**Data supplied:**
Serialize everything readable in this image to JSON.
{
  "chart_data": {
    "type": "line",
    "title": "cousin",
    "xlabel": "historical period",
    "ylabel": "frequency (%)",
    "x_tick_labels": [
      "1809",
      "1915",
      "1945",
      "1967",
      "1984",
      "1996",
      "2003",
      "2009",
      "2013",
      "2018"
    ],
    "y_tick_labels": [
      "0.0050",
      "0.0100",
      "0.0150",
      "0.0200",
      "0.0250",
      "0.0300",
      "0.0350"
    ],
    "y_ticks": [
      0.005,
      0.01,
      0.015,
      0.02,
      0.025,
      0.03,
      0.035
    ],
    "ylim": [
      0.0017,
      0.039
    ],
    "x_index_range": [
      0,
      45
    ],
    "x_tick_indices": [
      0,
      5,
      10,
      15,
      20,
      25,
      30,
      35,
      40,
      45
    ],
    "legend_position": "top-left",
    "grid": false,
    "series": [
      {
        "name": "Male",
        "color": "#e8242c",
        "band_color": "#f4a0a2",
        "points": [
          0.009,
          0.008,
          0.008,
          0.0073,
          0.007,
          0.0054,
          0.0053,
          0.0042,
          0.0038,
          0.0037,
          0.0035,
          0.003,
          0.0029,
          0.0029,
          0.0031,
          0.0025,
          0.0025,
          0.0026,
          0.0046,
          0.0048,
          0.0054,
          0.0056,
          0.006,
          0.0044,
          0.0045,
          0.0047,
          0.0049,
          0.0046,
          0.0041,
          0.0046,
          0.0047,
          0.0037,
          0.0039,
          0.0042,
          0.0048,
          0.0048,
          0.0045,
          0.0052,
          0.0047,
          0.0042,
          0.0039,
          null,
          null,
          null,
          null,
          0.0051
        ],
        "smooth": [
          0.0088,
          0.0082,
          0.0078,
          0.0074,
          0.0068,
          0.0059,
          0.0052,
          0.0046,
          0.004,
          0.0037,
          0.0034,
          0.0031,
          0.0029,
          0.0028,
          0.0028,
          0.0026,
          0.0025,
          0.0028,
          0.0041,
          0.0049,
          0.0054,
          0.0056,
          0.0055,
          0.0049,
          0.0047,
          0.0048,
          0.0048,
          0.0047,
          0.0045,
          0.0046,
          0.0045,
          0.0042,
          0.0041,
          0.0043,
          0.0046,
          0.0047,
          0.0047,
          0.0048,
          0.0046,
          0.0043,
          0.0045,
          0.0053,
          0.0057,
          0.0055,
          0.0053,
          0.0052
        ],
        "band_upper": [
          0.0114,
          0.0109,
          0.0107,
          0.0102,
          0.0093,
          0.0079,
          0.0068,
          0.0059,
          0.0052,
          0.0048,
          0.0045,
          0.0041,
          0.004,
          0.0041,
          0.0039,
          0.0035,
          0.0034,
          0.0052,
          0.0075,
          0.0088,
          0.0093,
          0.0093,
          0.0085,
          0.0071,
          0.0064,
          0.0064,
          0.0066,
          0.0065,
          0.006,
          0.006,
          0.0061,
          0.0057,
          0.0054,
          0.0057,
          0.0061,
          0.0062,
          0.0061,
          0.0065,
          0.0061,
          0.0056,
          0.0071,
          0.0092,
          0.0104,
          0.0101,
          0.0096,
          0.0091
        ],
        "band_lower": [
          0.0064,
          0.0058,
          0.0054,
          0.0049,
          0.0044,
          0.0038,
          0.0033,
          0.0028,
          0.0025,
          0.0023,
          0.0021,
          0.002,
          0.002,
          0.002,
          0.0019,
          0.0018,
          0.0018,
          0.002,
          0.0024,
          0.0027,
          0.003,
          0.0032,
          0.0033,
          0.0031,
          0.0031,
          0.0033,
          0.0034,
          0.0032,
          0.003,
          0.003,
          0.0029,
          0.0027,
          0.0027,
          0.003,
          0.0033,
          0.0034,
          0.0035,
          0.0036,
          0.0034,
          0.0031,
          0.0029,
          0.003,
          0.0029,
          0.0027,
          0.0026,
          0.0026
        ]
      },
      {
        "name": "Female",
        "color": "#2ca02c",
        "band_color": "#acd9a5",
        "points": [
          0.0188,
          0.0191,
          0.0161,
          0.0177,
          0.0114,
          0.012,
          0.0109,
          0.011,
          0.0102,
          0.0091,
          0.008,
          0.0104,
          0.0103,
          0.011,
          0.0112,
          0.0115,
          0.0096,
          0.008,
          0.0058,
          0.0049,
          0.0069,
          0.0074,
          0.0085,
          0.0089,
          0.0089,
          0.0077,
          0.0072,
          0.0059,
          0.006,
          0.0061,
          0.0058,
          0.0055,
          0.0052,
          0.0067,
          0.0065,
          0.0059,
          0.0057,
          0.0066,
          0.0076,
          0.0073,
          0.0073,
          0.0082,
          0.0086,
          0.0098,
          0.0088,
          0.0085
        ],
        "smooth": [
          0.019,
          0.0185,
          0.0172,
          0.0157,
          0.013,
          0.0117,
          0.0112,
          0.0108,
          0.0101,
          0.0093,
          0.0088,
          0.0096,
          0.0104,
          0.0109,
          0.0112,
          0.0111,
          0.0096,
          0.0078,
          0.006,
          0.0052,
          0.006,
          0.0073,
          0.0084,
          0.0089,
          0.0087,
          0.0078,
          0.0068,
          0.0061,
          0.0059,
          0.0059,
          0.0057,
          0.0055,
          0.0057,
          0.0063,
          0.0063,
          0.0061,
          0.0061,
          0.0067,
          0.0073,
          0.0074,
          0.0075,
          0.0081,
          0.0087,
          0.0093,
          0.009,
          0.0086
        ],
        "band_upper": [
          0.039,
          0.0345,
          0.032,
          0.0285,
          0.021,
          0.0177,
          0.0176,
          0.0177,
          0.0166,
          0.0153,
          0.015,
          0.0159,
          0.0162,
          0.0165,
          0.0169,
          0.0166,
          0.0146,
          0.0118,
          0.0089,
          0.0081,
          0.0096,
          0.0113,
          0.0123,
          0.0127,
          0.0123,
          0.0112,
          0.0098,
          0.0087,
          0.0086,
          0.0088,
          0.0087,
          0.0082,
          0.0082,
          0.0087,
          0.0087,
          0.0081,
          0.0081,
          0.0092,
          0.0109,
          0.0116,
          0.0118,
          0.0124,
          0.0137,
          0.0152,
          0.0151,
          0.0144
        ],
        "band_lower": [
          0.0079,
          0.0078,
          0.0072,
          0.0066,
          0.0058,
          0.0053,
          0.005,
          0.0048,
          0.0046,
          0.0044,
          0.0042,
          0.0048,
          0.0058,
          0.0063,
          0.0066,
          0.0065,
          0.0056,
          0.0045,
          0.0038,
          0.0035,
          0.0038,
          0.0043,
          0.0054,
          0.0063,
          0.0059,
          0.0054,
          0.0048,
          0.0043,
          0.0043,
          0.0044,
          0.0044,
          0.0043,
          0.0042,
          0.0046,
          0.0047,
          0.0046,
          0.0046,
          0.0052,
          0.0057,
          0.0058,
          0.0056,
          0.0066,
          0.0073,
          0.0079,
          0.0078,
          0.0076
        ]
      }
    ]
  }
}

**The task:** Print all of the data exactly as it was given.

**Problem solution:**
Serialize everything readable in this image to JSON.
{
  "chart_data": {
    "type": "line",
    "title": "cousin",
    "xlabel": "historical period",
    "ylabel": "frequency (%)",
    "x_tick_labels": [
      "1809",
      "1915",
      "1945",
      "1967",
      "1984",
      "1996",
      "2003",
      "2009",
      "2013",
      "2018"
    ],
    "y_tick_labels": [
      "0.0050",
      "0.0100",
      "0.0150",
      "0.0200",
      "0.0250",
      "0.0300",
      "0.0350"
    ],
    "y_ticks": [
      0.005,
      0.01,
      0.015,
      0.02,
      0.025,
      0.03,
      0.035
    ],
    "ylim": [
      0.0017,
      0.039
    ],
    "x_index_range": [
      0,
      45
    ],
    "x_tick_indices": [
      0,
      5,
      10,
      15,
      20,
      25,
      30,
      35,
      40,
      45
    ],
    "legend_position": "top-left",
    "grid": false,
    "series": [
      {
        "name": "Male",
        "color": "#e8242c",
        "band_color": "#f4a0a2",
        "points": [
          0.009,
          0.008,
          0.008,
          0.0073,
          0.007,
          0.0054,
          0.0053,
          0.0042,
          0.0038,
          0.0037,
          0.0035,
          0.003,
          0.0029,
          0.0029,
          0.0031,
          0.0025,
          0.0025,
          0.0026,
          0.0046,
          0.0048,
          0.0054,
          0.0056,
          0.006,
          0.0044,
          0.0045,
          0.0047,
          0.0049,
          0.0046,
          0.0041,
          0.0046,
          0.0047,
          0.0037,
          0.0039,
          0.0042,
          0.0048,
          0.0048,
          0.0045,
          0.0052,
          0.0047,
          0.0042,
          0.0039,
          null,
          null,
          null,
          null,
          0.0051
        ],
        "smooth": [
          0.0088,
          0.0082,
          0.0078,
          0.0074,
          0.0068,
          0.0059,
          0.0052,
          0.0046,
          0.004,
          0.0037,
          0.0034,
          0.0031,
          0.0029,
          0.0028,
          0.0028,
          0.0026,
          0.0025,
          0.0028,
          0.0041,
          0.0049,
          0.0054,
          0.0056,
          0.0055,
          0.0049,
          0.0047,
          0.0048,
          0.0048,
          0.0047,
          0.0045,
          0.0046,
          0.0045,
          0.0042,
          0.0041,
          0.0043,
          0.0046,
          0.0047,
          0.0047,
          0.0048,
          0.0046,
          0.0043,
          0.0045,
          0.0053,
          0.0057,
          0.0055,
          0.0053,
          0.0052
        ],
        "band_upper": [
          0.0114,
          0.0109,
          0.0107,
          0.0102,
          0.0093,
          0.0079,
          0.0068,
          0.0059,
          0.0052,
          0.0048,
          0.0045,
          0.0041,
          0.004,
          0.0041,
          0.0039,
          0.0035,
          0.0034,
          0.0052,
          0.0075,
          0.0088,
          0.0093,
          0.0093,
          0.0085,
          0.0071,
          0.0064,
          0.0064,
          0.0066,
          0.0065,
          0.006,
          0.006,
          0.0061,
          0.0057,
          0.0054,
          0.0057,
          0.0061,
          0.0062,
          0.0061,
          0.0065,
          0.0061,
          0.0056,
          0.0071,
          0.0092,
          0.0104,
          0.0101,
          0.0096,
          0.0091
        ],
        "band_lower": [
          0.0064,
          0.0058,
          0.0054,
          0.0049,
          0.0044,
          0.0038,
          0.0033,
          0.0028,
          0.0025,
          0.0023,
          0.0021,
          0.002,
          0.002,
          0.002,
          0.0019,
          0.0018,
          0.0018,
          0.002,
          0.0024,
          0.0027,
          0.003,
          0.0032,
          0.0033,
          0.0031,
          0.0031,
          0.0033,
          0.0034,
          0.0032,
          0.003,
          0.003,
          0.0029,
          0.0027,
          0.0027,
          0.003,
          0.0033,
          0.0034,
          0.0035,
          0.0036,
          0.0034,
          0.0031,
          0.0029,
          0.003,
          0.0029,
          0.0027,
          0.0026,
          0.0026
        ]
      },
      {
        "name": "Female",
        "color": "#2ca02c",
        "band_color": "#acd9a5",
        "points": [
          0.0188,
          0.0191,
          0.0161,
          0.0177,
          0.0114,
          0.012,
          0.0109,
          0.011,
          0.0102,
          0.0091,
          0.008,
          0.0104,
          0.0103,
          0.011,
          0.0112,
          0.0115,
          0.0096,
          0.008,
          0.0058,
          0.0049,
          0.0069,
          0.0074,
          0.0085,
          0.0089,
          0.0089,
          0.0077,
          0.0072,
          0.0059,
          0.006,
          0.0061,
          0.0058,
          0.0055,
          0.0052,
          0.0067,
          0.0065,
          0.0059,
          0.0057,
          0.0066,
          0.0076,
          0.0073,
          0.0073,
          0.0082,
          0.0086,
          0.0098,
          0.0088,
          0.0085
        ],
        "smooth": [
          0.019,
          0.0185,
          0.0172,
          0.0157,
          0.013,
          0.0117,
          0.0112,
          0.0108,
          0.0101,
          0.0093,
          0.0088,
          0.0096,
          0.0104,
          0.0109,
          0.0112,
          0.0111,
          0.0096,
          0.0078,
          0.006,
          0.0052,
          0.006,
          0.0073,
          0.0084,
          0.0089,
          0.0087,
          0.0078,
          0.0068,
          0.0061,
          0.0059,
          0.0059,
          0.0057,
          0.0055,
          0.0057,
          0.0063,
          0.0063,
          0.0061,
          0.0061,
          0.0067,
          0.0073,
          0.0074,
          0.0075,
          0.0081,
          0.0087,
          0.0093,
          0.009,
          0.0086
        ],
        "band_upper": [
          0.039,
          0.0345,
          0.032,
          0.0285,
          0.021,
          0.0177,
          0.0176,
          0.0177,
          0.0166,
          0.0153,
          0.015,
          0.0159,
          0.0162,
          0.0165,
          0.0169,
          0.0166,
          0.0146,
          0.0118,
          0.0089,
          0.0081,
          0.0096,
          0.0113,
          0.0123,
          0.0127,
          0.0123,
          0.0112,
          0.0098,
          0.0087,
          0.0086,
          0.0088,
          0.0087,
          0.0082,
          0.0082,
          0.0087,
          0.0087,
          0.0081,
          0.0081,
          0.0092,
          0.0109,
          0.0116,
          0.0118,
          0.0124,
          0.0137,
          0.0152,
          0.0151,
          0.0144
        ],
        "band_lower": [
          0.0079,
          0.0078,
          0.0072,
          0.0066,
          0.0058,
          0.0053,
          0.005,
          0.0048,
          0.0046,
          0.0044,
          0.0042,
          0.0048,
          0.0058,
          0.0063,
          0.0066,
          0.0065,
          0.0056,
          0.0045,
          0.0038,
          0.0035,
          0.0038,
          0.0043,
          0.0054,
          0.0063,
          0.0059,
          0.0054,
          0.0048,
          0.0043,
          0.0043,
          0.0044,
          0.0044,
          0.0043,
          0.0042,
          0.0046,
          0.0047,
          0.0046,
          0.0046,
          0.0052,
          0.0057,
          0.0058,
          0.0056,
          0.0066,
          0.0073,
          0.0079,
          0.0078,
          0.0076
        ]
      }
    ]
  }
}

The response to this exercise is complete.